Pull out each line of the data that includes the word "JSON".

**RECORDS SUPPLIED**
· · ·

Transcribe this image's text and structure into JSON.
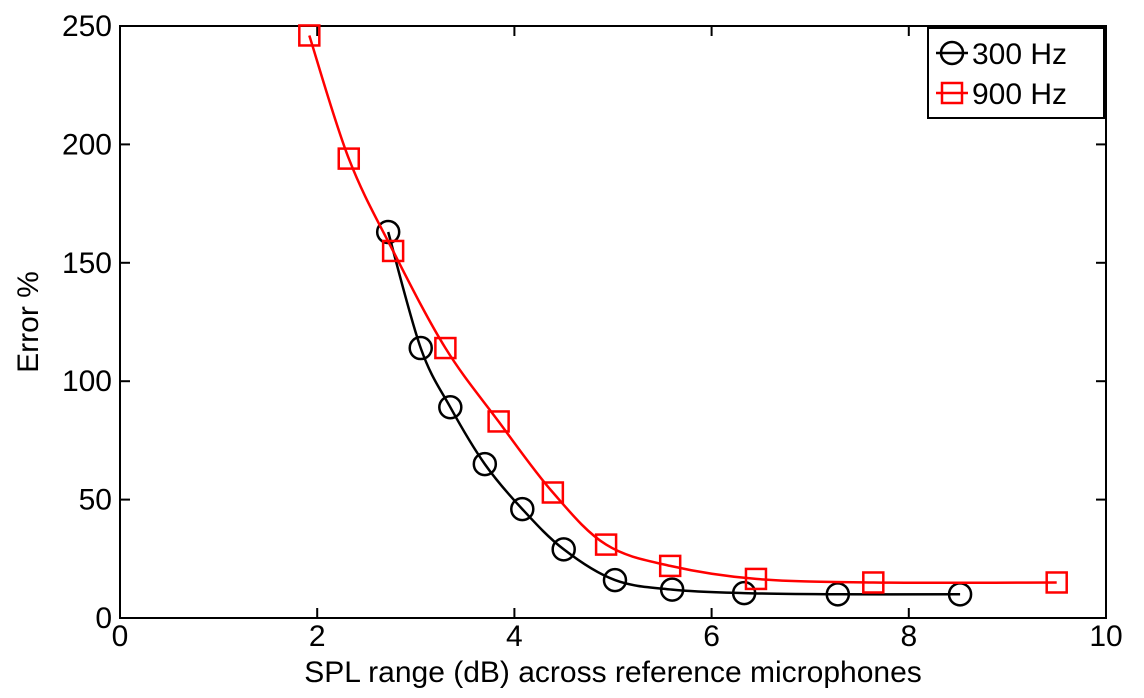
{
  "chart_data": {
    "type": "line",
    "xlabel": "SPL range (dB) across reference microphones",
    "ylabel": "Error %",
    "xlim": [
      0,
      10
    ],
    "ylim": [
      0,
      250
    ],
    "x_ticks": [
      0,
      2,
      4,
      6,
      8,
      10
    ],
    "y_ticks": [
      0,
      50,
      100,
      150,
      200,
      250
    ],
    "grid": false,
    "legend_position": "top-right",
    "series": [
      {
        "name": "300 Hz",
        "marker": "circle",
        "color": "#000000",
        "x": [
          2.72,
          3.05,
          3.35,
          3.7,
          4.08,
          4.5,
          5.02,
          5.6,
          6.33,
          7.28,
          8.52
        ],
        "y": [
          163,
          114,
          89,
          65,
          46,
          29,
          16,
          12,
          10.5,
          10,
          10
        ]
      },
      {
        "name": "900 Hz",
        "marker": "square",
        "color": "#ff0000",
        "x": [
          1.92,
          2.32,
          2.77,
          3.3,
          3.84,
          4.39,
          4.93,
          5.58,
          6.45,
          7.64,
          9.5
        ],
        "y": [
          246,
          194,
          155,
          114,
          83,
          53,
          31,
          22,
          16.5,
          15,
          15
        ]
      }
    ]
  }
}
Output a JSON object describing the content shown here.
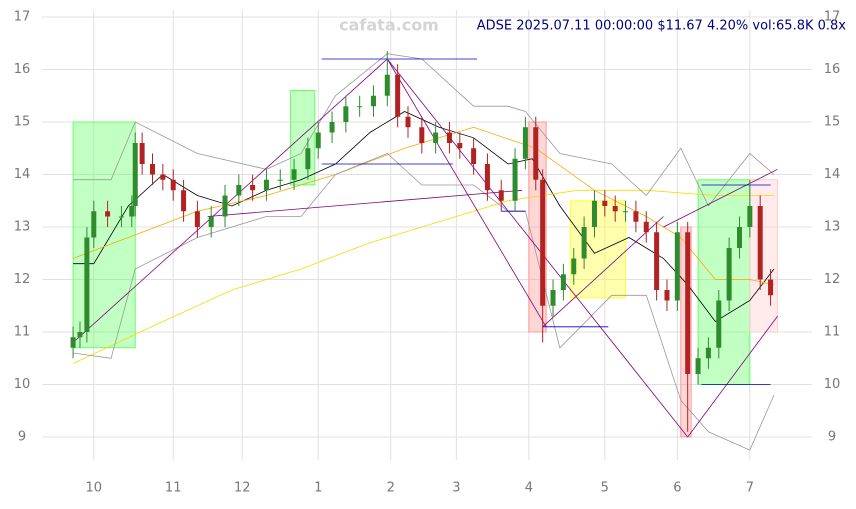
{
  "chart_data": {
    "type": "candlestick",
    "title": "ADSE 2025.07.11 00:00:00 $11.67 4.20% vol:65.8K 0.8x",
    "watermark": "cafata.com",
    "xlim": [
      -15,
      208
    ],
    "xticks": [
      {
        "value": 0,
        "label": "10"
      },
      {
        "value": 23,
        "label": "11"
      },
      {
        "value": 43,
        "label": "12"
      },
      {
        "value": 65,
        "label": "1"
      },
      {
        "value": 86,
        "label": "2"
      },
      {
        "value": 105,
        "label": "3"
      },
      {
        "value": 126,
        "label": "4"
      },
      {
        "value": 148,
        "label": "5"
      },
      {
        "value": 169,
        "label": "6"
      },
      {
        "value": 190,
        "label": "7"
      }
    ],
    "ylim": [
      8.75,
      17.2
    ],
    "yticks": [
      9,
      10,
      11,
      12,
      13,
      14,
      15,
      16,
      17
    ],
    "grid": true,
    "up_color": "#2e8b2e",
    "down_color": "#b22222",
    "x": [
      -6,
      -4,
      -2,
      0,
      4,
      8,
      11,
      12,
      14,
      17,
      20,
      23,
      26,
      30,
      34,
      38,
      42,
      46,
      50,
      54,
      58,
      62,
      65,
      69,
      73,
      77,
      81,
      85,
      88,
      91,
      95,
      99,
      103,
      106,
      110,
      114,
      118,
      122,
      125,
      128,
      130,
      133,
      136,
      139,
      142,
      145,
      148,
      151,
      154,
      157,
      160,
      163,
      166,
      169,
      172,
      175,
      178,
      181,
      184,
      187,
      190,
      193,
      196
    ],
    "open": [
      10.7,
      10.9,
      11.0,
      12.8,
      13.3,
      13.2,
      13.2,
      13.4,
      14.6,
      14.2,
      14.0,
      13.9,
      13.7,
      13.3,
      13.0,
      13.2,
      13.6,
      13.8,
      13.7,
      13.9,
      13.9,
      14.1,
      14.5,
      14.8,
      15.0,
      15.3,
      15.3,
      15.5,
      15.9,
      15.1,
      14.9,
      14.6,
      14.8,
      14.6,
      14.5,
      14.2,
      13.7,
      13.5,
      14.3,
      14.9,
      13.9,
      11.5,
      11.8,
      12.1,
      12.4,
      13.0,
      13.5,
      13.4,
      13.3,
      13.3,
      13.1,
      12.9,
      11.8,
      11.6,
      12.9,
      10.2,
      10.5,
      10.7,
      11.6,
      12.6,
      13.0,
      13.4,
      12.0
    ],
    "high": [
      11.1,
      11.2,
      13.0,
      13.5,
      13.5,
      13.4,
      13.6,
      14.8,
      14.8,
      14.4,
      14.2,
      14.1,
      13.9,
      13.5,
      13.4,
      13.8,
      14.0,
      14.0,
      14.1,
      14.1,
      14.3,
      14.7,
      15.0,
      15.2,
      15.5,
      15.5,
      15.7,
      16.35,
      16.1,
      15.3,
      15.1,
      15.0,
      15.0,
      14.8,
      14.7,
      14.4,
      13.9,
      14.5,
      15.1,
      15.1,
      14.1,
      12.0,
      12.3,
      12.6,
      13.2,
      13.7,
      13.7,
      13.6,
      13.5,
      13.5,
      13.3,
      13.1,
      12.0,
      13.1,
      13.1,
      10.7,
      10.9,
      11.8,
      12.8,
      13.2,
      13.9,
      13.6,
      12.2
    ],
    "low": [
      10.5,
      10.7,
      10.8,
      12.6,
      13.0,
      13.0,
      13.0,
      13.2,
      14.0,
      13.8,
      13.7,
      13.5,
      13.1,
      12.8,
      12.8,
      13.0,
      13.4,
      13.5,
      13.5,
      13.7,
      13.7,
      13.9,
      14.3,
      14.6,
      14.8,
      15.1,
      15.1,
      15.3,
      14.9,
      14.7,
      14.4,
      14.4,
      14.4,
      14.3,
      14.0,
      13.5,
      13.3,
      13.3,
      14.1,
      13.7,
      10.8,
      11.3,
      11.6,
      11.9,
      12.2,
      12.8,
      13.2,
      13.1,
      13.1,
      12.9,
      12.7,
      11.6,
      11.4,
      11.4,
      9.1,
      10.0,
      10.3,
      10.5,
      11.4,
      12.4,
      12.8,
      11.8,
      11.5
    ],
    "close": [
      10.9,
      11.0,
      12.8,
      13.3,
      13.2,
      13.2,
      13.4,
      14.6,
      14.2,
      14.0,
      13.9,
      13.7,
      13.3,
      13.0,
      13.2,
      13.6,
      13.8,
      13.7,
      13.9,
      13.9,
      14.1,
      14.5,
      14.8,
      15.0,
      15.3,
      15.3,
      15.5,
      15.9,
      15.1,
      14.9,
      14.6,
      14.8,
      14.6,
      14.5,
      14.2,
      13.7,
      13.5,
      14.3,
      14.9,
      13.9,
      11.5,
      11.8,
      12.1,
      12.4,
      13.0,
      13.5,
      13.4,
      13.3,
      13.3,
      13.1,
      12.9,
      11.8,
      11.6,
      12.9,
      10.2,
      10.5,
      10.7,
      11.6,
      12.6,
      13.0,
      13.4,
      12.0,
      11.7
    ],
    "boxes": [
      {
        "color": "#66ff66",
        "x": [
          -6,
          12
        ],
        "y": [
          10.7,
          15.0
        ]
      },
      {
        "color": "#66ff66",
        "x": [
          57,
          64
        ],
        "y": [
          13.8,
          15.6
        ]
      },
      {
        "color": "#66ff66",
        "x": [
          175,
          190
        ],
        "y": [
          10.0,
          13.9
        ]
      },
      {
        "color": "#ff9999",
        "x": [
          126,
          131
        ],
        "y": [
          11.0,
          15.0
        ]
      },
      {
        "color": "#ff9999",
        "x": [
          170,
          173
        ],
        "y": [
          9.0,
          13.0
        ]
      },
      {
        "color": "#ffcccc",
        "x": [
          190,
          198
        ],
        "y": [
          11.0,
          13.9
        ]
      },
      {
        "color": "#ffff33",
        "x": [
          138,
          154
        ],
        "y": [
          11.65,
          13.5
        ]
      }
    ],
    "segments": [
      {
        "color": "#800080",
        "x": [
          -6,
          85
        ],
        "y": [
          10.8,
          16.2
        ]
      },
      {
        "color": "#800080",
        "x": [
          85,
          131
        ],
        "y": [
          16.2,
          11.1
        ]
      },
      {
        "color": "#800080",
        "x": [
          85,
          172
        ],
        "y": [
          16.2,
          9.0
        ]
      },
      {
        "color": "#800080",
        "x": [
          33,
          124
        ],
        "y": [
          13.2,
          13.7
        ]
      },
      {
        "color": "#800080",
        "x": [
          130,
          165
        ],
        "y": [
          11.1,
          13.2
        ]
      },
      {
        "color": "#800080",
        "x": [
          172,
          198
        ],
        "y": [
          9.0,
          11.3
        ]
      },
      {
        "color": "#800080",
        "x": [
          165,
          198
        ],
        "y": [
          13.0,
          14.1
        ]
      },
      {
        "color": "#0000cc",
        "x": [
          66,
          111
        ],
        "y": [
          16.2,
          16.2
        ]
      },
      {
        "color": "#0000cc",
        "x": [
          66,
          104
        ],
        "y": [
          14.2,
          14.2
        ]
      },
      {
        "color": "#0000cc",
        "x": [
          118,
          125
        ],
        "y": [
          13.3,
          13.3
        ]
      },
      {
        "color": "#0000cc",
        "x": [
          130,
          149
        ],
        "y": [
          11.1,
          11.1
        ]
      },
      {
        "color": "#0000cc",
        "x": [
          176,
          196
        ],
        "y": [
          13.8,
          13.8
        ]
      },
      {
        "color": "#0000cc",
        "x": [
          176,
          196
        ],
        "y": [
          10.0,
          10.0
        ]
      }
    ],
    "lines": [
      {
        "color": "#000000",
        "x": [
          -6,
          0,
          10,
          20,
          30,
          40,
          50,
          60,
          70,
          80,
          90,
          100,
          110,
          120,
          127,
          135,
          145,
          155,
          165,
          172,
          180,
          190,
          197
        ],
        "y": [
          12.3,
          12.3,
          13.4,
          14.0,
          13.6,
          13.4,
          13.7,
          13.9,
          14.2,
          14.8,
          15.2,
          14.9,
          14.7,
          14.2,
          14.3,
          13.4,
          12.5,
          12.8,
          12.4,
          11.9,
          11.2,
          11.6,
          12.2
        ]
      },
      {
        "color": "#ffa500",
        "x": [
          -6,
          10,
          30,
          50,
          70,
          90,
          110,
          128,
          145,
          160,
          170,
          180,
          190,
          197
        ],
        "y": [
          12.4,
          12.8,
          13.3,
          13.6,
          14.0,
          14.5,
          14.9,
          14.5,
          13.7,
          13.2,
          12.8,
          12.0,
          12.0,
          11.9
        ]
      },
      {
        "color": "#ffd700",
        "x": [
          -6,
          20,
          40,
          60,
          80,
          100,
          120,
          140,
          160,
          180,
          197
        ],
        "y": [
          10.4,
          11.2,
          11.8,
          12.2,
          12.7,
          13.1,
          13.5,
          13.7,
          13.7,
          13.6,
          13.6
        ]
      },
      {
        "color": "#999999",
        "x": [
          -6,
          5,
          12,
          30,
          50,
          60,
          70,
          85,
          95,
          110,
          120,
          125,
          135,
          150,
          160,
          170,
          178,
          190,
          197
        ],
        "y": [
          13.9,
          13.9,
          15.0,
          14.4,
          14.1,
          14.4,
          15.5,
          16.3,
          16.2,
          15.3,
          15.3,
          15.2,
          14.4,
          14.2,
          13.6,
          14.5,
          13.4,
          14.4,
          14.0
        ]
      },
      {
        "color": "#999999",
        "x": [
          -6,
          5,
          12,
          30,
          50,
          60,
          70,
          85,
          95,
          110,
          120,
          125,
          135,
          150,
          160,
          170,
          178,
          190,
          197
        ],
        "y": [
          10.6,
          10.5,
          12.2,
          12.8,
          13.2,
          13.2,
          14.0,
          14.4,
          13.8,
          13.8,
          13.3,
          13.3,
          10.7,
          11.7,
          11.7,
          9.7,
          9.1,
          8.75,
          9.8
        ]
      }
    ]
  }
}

· · ·

**RESULT**
Transcribe this image's text and structure into JSON.
Output a JSON object describing the content shown here.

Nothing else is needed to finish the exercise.